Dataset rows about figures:
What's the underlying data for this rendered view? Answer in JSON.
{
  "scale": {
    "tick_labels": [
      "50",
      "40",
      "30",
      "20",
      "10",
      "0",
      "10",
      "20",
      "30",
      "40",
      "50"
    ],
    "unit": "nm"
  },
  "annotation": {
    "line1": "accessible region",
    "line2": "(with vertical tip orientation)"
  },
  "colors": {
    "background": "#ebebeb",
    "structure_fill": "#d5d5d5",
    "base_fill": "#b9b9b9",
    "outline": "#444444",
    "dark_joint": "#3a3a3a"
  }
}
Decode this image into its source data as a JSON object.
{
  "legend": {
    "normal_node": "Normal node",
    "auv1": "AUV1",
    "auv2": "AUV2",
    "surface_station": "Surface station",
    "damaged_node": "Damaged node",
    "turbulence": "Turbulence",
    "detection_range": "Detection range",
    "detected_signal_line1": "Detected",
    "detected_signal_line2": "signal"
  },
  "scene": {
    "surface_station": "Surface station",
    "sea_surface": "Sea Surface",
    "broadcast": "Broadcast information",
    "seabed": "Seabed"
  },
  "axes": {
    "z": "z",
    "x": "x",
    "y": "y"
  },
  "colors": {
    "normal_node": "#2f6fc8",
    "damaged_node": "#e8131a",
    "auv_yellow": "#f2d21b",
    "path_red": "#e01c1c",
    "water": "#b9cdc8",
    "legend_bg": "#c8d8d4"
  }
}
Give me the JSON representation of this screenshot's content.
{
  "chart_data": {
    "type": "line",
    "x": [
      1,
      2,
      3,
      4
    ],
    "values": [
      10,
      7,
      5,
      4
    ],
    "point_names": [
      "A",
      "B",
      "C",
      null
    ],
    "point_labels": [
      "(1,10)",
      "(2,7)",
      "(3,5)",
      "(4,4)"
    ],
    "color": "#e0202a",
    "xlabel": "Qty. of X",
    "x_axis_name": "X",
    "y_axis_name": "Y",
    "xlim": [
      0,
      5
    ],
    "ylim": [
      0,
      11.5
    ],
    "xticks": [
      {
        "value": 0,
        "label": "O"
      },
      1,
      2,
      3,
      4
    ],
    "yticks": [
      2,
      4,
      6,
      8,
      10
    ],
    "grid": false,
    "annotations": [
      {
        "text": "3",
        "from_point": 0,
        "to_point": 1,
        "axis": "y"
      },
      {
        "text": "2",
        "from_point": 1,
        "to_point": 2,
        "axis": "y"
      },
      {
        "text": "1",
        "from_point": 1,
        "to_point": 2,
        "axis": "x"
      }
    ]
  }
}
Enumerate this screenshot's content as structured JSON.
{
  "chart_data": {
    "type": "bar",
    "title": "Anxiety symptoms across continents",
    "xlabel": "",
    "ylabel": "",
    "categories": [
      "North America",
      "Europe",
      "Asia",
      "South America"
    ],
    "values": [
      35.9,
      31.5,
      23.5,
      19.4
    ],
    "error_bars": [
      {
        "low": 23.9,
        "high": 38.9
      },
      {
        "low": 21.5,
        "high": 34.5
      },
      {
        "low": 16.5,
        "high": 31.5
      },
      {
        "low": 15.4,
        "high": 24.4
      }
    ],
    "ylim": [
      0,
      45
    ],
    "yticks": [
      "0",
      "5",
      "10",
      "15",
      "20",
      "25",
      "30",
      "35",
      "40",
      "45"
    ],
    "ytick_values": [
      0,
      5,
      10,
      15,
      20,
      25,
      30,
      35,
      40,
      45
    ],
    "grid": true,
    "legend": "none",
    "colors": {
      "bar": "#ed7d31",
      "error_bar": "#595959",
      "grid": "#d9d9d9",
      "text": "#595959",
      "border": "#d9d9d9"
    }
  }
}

▶ [Aim of the task] Repeat all of the entries exactly.

▶ [Response]
What's the underlying data for this rendered view? Answer in JSON.
{
  "scale": {
    "tick_labels": [
      "50",
      "40",
      "30",
      "20",
      "10",
      "0",
      "10",
      "20",
      "30",
      "40",
      "50"
    ],
    "unit": "nm"
  },
  "annotation": {
    "line1": "accessible region",
    "line2": "(with vertical tip orientation)"
  },
  "colors": {
    "background": "#ebebeb",
    "structure_fill": "#d5d5d5",
    "base_fill": "#b9b9b9",
    "outline": "#444444",
    "dark_joint": "#3a3a3a"
  }
}
Decode this image into its source data as a JSON object.
{
  "legend": {
    "normal_node": "Normal node",
    "auv1": "AUV1",
    "auv2": "AUV2",
    "surface_station": "Surface station",
    "damaged_node": "Damaged node",
    "turbulence": "Turbulence",
    "detection_range": "Detection range",
    "detected_signal_line1": "Detected",
    "detected_signal_line2": "signal"
  },
  "scene": {
    "surface_station": "Surface station",
    "sea_surface": "Sea Surface",
    "broadcast": "Broadcast information",
    "seabed": "Seabed"
  },
  "axes": {
    "z": "z",
    "x": "x",
    "y": "y"
  },
  "colors": {
    "normal_node": "#2f6fc8",
    "damaged_node": "#e8131a",
    "auv_yellow": "#f2d21b",
    "path_red": "#e01c1c",
    "water": "#b9cdc8",
    "legend_bg": "#c8d8d4"
  }
}
Give me the JSON representation of this screenshot's content.
{
  "chart_data": {
    "type": "line",
    "x": [
      1,
      2,
      3,
      4
    ],
    "values": [
      10,
      7,
      5,
      4
    ],
    "point_names": [
      "A",
      "B",
      "C",
      null
    ],
    "point_labels": [
      "(1,10)",
      "(2,7)",
      "(3,5)",
      "(4,4)"
    ],
    "color": "#e0202a",
    "xlabel": "Qty. of X",
    "x_axis_name": "X",
    "y_axis_name": "Y",
    "xlim": [
      0,
      5
    ],
    "ylim": [
      0,
      11.5
    ],
    "xticks": [
      {
        "value": 0,
        "label": "O"
      },
      1,
      2,
      3,
      4
    ],
    "yticks": [
      2,
      4,
      6,
      8,
      10
    ],
    "grid": false,
    "annotations": [
      {
        "text": "3",
        "from_point": 0,
        "to_point": 1,
        "axis": "y"
      },
      {
        "text": "2",
        "from_point": 1,
        "to_point": 2,
        "axis": "y"
      },
      {
        "text": "1",
        "from_point": 1,
        "to_point": 2,
        "axis": "x"
      }
    ]
  }
}
Enumerate this screenshot's content as structured JSON.
{
  "chart_data": {
    "type": "bar",
    "title": "Anxiety symptoms across continents",
    "xlabel": "",
    "ylabel": "",
    "categories": [
      "North America",
      "Europe",
      "Asia",
      "South America"
    ],
    "values": [
      35.9,
      31.5,
      23.5,
      19.4
    ],
    "error_bars": [
      {
        "low": 23.9,
        "high": 38.9
      },
      {
        "low": 21.5,
        "high": 34.5
      },
      {
        "low": 16.5,
        "high": 31.5
      },
      {
        "low": 15.4,
        "high": 24.4
      }
    ],
    "ylim": [
      0,
      45
    ],
    "yticks": [
      "0",
      "5",
      "10",
      "15",
      "20",
      "25",
      "30",
      "35",
      "40",
      "45"
    ],
    "ytick_values": [
      0,
      5,
      10,
      15,
      20,
      25,
      30,
      35,
      40,
      45
    ],
    "grid": true,
    "legend": "none",
    "colors": {
      "bar": "#ed7d31",
      "error_bar": "#595959",
      "grid": "#d9d9d9",
      "text": "#595959",
      "border": "#d9d9d9"
    }
  }
}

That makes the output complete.